BRIEF: Transcribe everything in the data word for word. Pictures are left out.

[Saved entries]

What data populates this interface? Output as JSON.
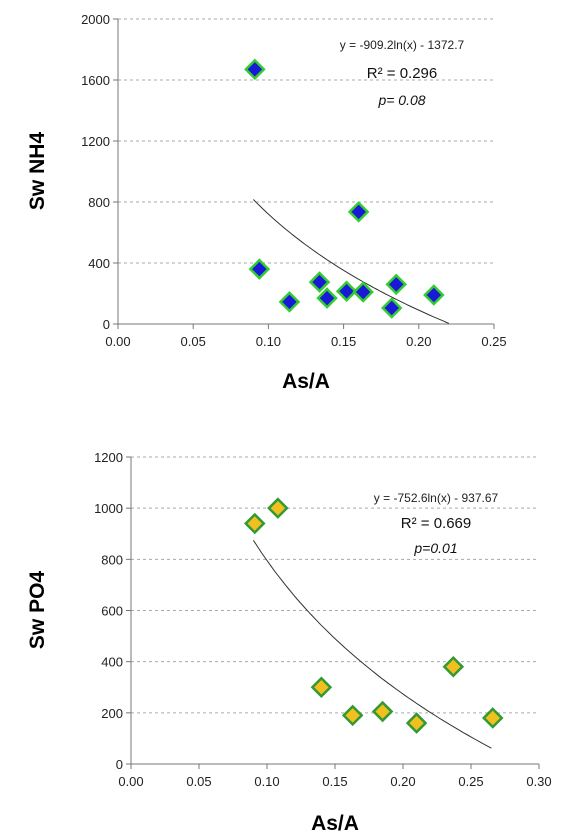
{
  "chart_data": [
    {
      "type": "scatter",
      "xlabel": "As/A",
      "ylabel": "Sw NH4",
      "xlim": [
        0,
        0.25
      ],
      "ylim": [
        0,
        2000
      ],
      "xticks": [
        "0.00",
        "0.05",
        "0.10",
        "0.15",
        "0.20",
        "0.25"
      ],
      "yticks": [
        "0",
        "400",
        "800",
        "1200",
        "1600",
        "2000"
      ],
      "grid": "horizontal dashed",
      "marker_fill": "#1a1ad6",
      "marker_edge": "#33cc33",
      "points": [
        {
          "x": 0.091,
          "y": 1670
        },
        {
          "x": 0.094,
          "y": 360
        },
        {
          "x": 0.114,
          "y": 145
        },
        {
          "x": 0.134,
          "y": 275
        },
        {
          "x": 0.139,
          "y": 170
        },
        {
          "x": 0.152,
          "y": 215
        },
        {
          "x": 0.16,
          "y": 735
        },
        {
          "x": 0.163,
          "y": 210
        },
        {
          "x": 0.182,
          "y": 105
        },
        {
          "x": 0.185,
          "y": 260
        },
        {
          "x": 0.21,
          "y": 190
        }
      ],
      "trend": {
        "a": -909.2,
        "b": -1372.7,
        "x_from": 0.09,
        "x_to": 0.22
      },
      "equation": "y = -909.2ln(x) - 1372.7",
      "r2": "R² = 0.296",
      "p": "p= 0.08"
    },
    {
      "type": "scatter",
      "xlabel": "As/A",
      "ylabel": "Sw PO4",
      "xlim": [
        0,
        0.3
      ],
      "ylim": [
        0,
        1200
      ],
      "xticks": [
        "0.00",
        "0.05",
        "0.10",
        "0.15",
        "0.20",
        "0.25",
        "0.30"
      ],
      "yticks": [
        "0",
        "200",
        "400",
        "600",
        "800",
        "1000",
        "1200"
      ],
      "grid": "horizontal dashed",
      "marker_fill": "#f0c020",
      "marker_edge": "#339933",
      "points": [
        {
          "x": 0.091,
          "y": 940
        },
        {
          "x": 0.108,
          "y": 1000
        },
        {
          "x": 0.14,
          "y": 300
        },
        {
          "x": 0.163,
          "y": 190
        },
        {
          "x": 0.185,
          "y": 205
        },
        {
          "x": 0.21,
          "y": 160
        },
        {
          "x": 0.237,
          "y": 380
        },
        {
          "x": 0.266,
          "y": 180
        }
      ],
      "trend": {
        "a": -752.6,
        "b": -937.67,
        "x_from": 0.09,
        "x_to": 0.265
      },
      "equation": "y = -752.6ln(x) - 937.67",
      "r2": "R² = 0.669",
      "p": "p=0.01"
    }
  ]
}
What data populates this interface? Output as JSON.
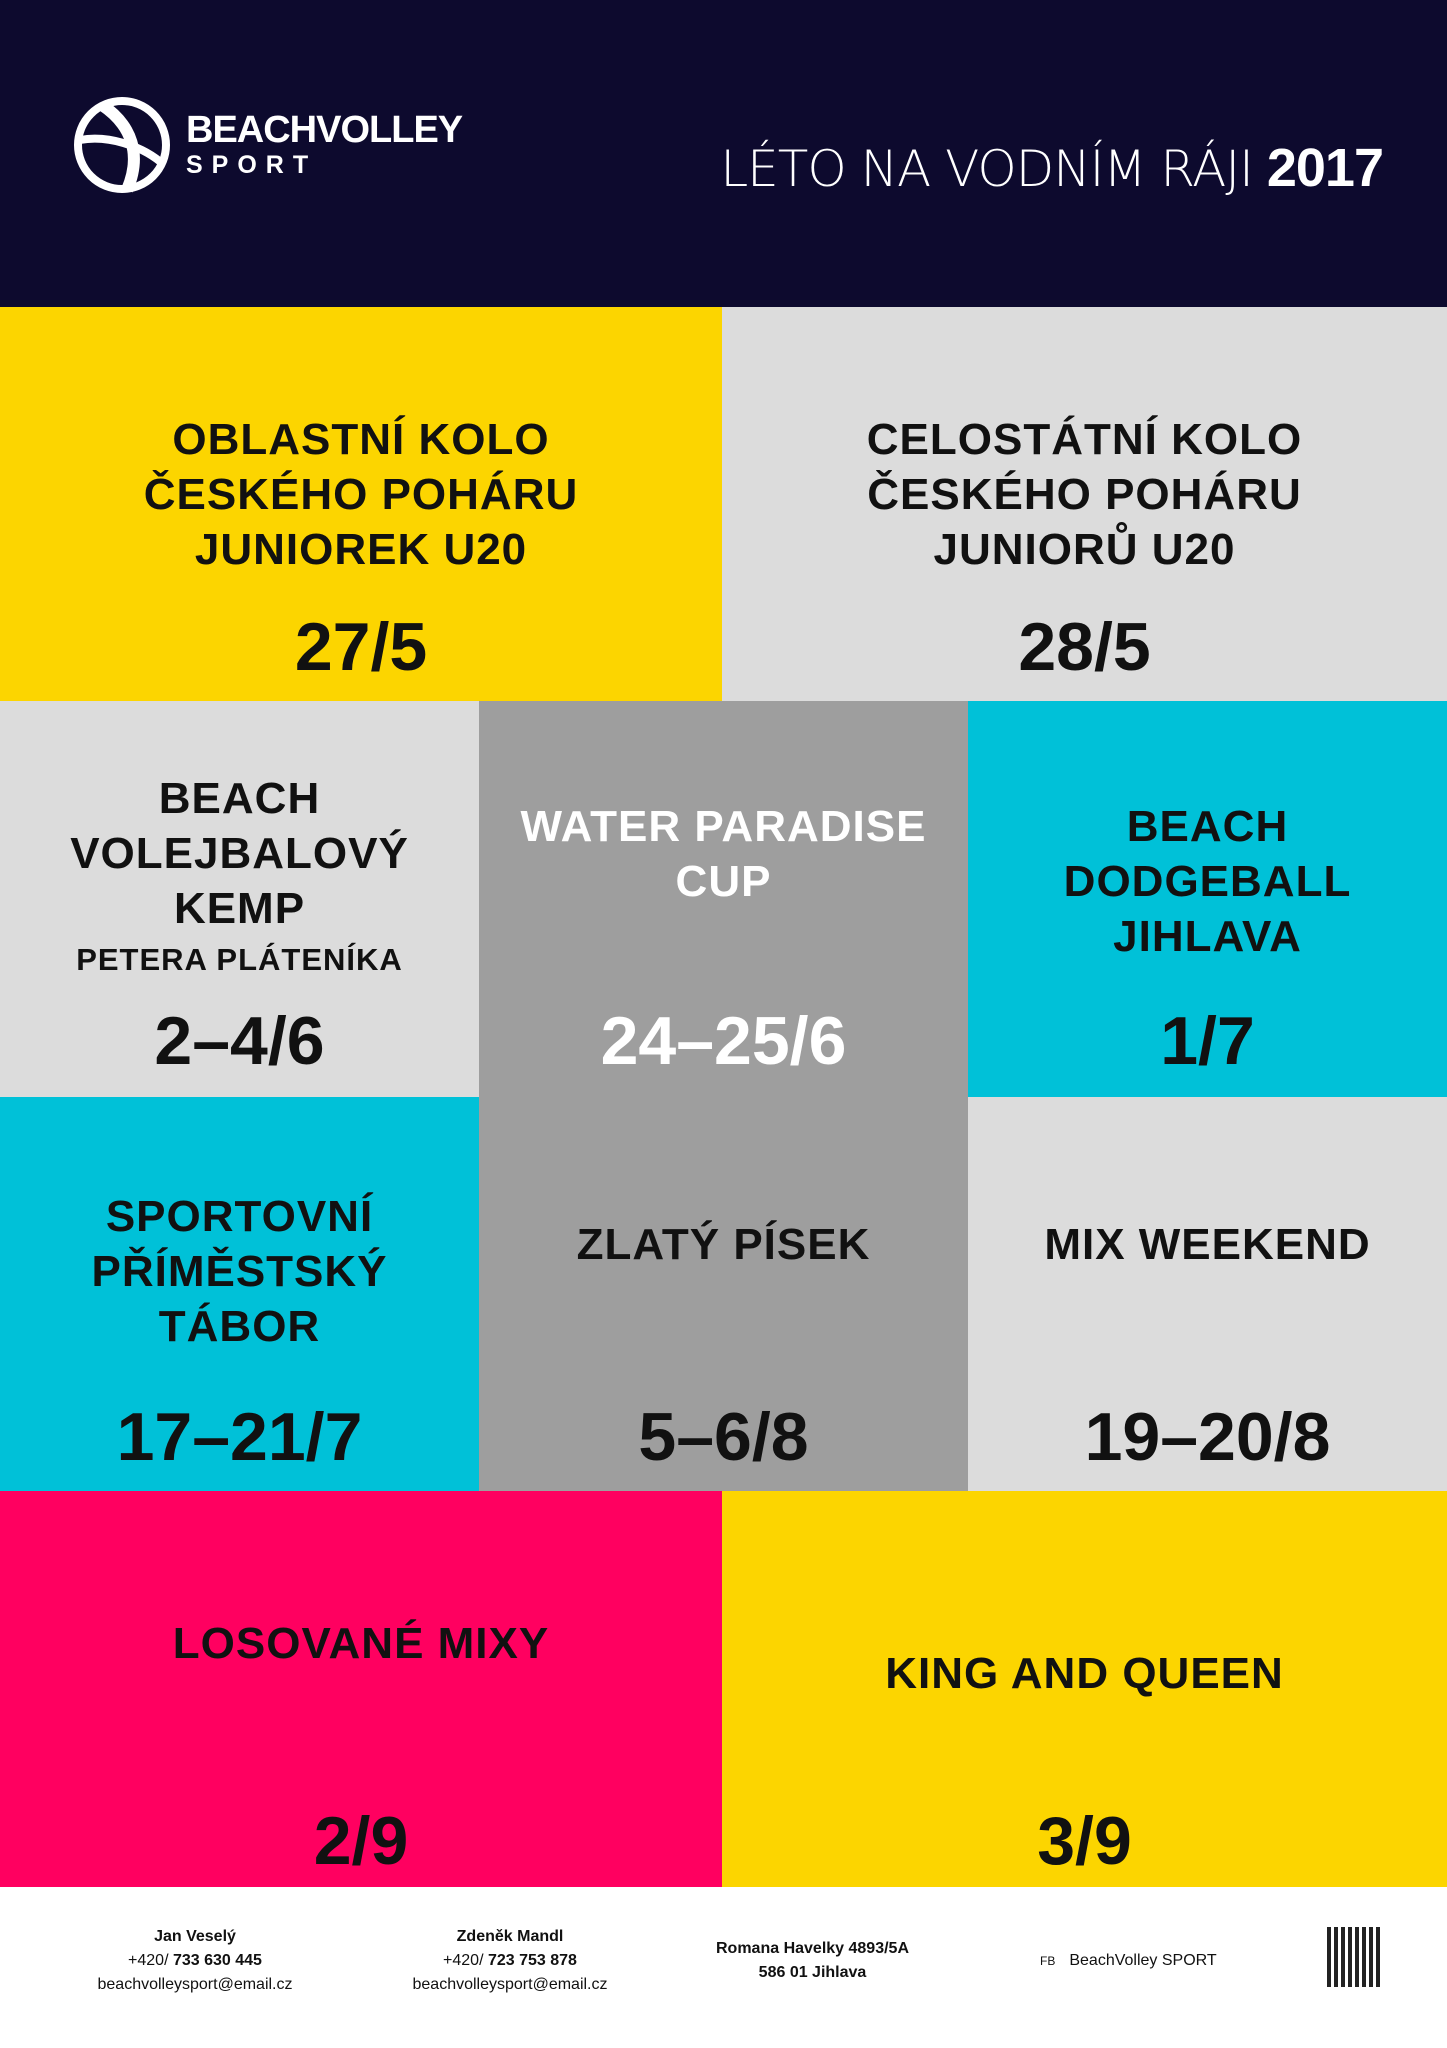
{
  "header": {
    "brand_line1": "BEACHVOLLEY",
    "brand_line2": "SPORT",
    "title_light": "LÉTO NA VODNÍM RÁJI",
    "title_year": "2017",
    "bg": "#0d0a2e"
  },
  "events": [
    {
      "name": "OBLASTNÍ KOLO ČESKÉHO POHÁRU JUNIOREK U20",
      "date": "27/5",
      "color": "#fcd500"
    },
    {
      "name": "CELOSTÁTNÍ KOLO ČESKÉHO POHÁRU JUNIORŮ U20",
      "date": "28/5",
      "color": "#dcdcdc"
    },
    {
      "name": "BEACH VOLEJBALOVÝ KEMP",
      "sub": "PETERA PLÁTENÍKA",
      "date": "2–4/6",
      "color": "#dcdcdc"
    },
    {
      "name": "WATER PARADISE CUP",
      "date": "24–25/6",
      "color": "#9e9e9e"
    },
    {
      "name": "BEACH DODGEBALL JIHLAVA",
      "date": "1/7",
      "color": "#00c1d8"
    },
    {
      "name": "SPORTOVNÍ PŘÍMĚSTSKÝ TÁBOR",
      "date": "17–21/7",
      "color": "#00c1d8"
    },
    {
      "name": "ZLATÝ PÍSEK",
      "date": "5–6/8",
      "color": "#9e9e9e"
    },
    {
      "name": "MIX WEEKEND",
      "date": "19–20/8",
      "color": "#dcdcdc"
    },
    {
      "name": "LOSOVANÉ MIXY",
      "date": "2/9",
      "color": "#ff0060"
    },
    {
      "name": "KING AND QUEEN",
      "date": "3/9",
      "color": "#fcd500"
    }
  ],
  "footer": {
    "contact1": {
      "name": "Jan Veselý",
      "prefix": "+420/",
      "phone": "733 630 445",
      "email": "beachvolleysport@email.cz"
    },
    "contact2": {
      "name": "Zdeněk Mandl",
      "prefix": "+420/",
      "phone": "723 753 878",
      "email": "beachvolleysport@email.cz"
    },
    "address": {
      "line1": "Romana Havelky 4893/5A",
      "line2": "586 01 Jihlava"
    },
    "fb_label": "FB",
    "fb_name": "BeachVolley SPORT"
  }
}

RESULT:
What data populates this interface? Output as JSON.
{
  "chart_data": [
    {
      "type": "scatter",
      "xlabel": "As/A",
      "ylabel": "Sw NH4",
      "xlim": [
        0,
        0.25
      ],
      "ylim": [
        0,
        2000
      ],
      "xticks": [
        "0.00",
        "0.05",
        "0.10",
        "0.15",
        "0.20",
        "0.25"
      ],
      "yticks": [
        "0",
        "400",
        "800",
        "1200",
        "1600",
        "2000"
      ],
      "grid": "horizontal dashed",
      "marker_fill": "#1a1ad6",
      "marker_edge": "#33cc33",
      "points": [
        {
          "x": 0.091,
          "y": 1670
        },
        {
          "x": 0.094,
          "y": 360
        },
        {
          "x": 0.114,
          "y": 145
        },
        {
          "x": 0.134,
          "y": 275
        },
        {
          "x": 0.139,
          "y": 170
        },
        {
          "x": 0.152,
          "y": 215
        },
        {
          "x": 0.16,
          "y": 735
        },
        {
          "x": 0.163,
          "y": 210
        },
        {
          "x": 0.182,
          "y": 105
        },
        {
          "x": 0.185,
          "y": 260
        },
        {
          "x": 0.21,
          "y": 190
        }
      ],
      "trend": {
        "a": -909.2,
        "b": -1372.7,
        "x_from": 0.09,
        "x_to": 0.22
      },
      "equation": "y = -909.2ln(x) - 1372.7",
      "r2": "R² = 0.296",
      "p": "p= 0.08"
    },
    {
      "type": "scatter",
      "xlabel": "As/A",
      "ylabel": "Sw PO4",
      "xlim": [
        0,
        0.3
      ],
      "ylim": [
        0,
        1200
      ],
      "xticks": [
        "0.00",
        "0.05",
        "0.10",
        "0.15",
        "0.20",
        "0.25",
        "0.30"
      ],
      "yticks": [
        "0",
        "200",
        "400",
        "600",
        "800",
        "1000",
        "1200"
      ],
      "grid": "horizontal dashed",
      "marker_fill": "#f0c020",
      "marker_edge": "#339933",
      "points": [
        {
          "x": 0.091,
          "y": 940
        },
        {
          "x": 0.108,
          "y": 1000
        },
        {
          "x": 0.14,
          "y": 300
        },
        {
          "x": 0.163,
          "y": 190
        },
        {
          "x": 0.185,
          "y": 205
        },
        {
          "x": 0.21,
          "y": 160
        },
        {
          "x": 0.237,
          "y": 380
        },
        {
          "x": 0.266,
          "y": 180
        }
      ],
      "trend": {
        "a": -752.6,
        "b": -937.67,
        "x_from": 0.09,
        "x_to": 0.265
      },
      "equation": "y = -752.6ln(x) - 937.67",
      "r2": "R² = 0.669",
      "p": "p=0.01"
    }
  ]
}
What data populates this interface? Output as JSON.
{
  "header": {
    "brand_line1": "BEACHVOLLEY",
    "brand_line2": "SPORT",
    "title_light": "LÉTO NA VODNÍM RÁJI",
    "title_year": "2017",
    "bg": "#0d0a2e"
  },
  "events": [
    {
      "name": "OBLASTNÍ KOLO ČESKÉHO POHÁRU JUNIOREK U20",
      "date": "27/5",
      "color": "#fcd500"
    },
    {
      "name": "CELOSTÁTNÍ KOLO ČESKÉHO POHÁRU JUNIORŮ U20",
      "date": "28/5",
      "color": "#dcdcdc"
    },
    {
      "name": "BEACH VOLEJBALOVÝ KEMP",
      "sub": "PETERA PLÁTENÍKA",
      "date": "2–4/6",
      "color": "#dcdcdc"
    },
    {
      "name": "WATER PARADISE CUP",
      "date": "24–25/6",
      "color": "#9e9e9e"
    },
    {
      "name": "BEACH DODGEBALL JIHLAVA",
      "date": "1/7",
      "color": "#00c1d8"
    },
    {
      "name": "SPORTOVNÍ PŘÍMĚSTSKÝ TÁBOR",
      "date": "17–21/7",
      "color": "#00c1d8"
    },
    {
      "name": "ZLATÝ PÍSEK",
      "date": "5–6/8",
      "color": "#9e9e9e"
    },
    {
      "name": "MIX WEEKEND",
      "date": "19–20/8",
      "color": "#dcdcdc"
    },
    {
      "name": "LOSOVANÉ MIXY",
      "date": "2/9",
      "color": "#ff0060"
    },
    {
      "name": "KING AND QUEEN",
      "date": "3/9",
      "color": "#fcd500"
    }
  ],
  "footer": {
    "contact1": {
      "name": "Jan Veselý",
      "prefix": "+420/",
      "phone": "733 630 445",
      "email": "beachvolleysport@email.cz"
    },
    "contact2": {
      "name": "Zdeněk Mandl",
      "prefix": "+420/",
      "phone": "723 753 878",
      "email": "beachvolleysport@email.cz"
    },
    "address": {
      "line1": "Romana Havelky 4893/5A",
      "line2": "586 01 Jihlava"
    },
    "fb_label": "FB",
    "fb_name": "BeachVolley SPORT"
  }
}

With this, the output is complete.